YOUR GOAL:
What is the number of lines in the entries that include the word "휴대폰으로"? Respond with the number only.

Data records
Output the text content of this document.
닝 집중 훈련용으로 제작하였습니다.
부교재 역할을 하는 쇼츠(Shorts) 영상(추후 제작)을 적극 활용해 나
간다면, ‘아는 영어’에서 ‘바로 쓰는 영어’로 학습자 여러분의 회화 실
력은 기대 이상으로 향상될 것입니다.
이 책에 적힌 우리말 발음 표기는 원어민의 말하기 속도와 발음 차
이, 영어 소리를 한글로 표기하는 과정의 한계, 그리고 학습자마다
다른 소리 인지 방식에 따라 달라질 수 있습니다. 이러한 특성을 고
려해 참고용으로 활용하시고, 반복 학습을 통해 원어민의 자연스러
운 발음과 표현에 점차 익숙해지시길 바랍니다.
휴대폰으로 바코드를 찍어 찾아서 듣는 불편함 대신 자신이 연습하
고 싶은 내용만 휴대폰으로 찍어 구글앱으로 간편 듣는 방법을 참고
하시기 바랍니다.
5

RESULT OF THIS EXERCISE:
2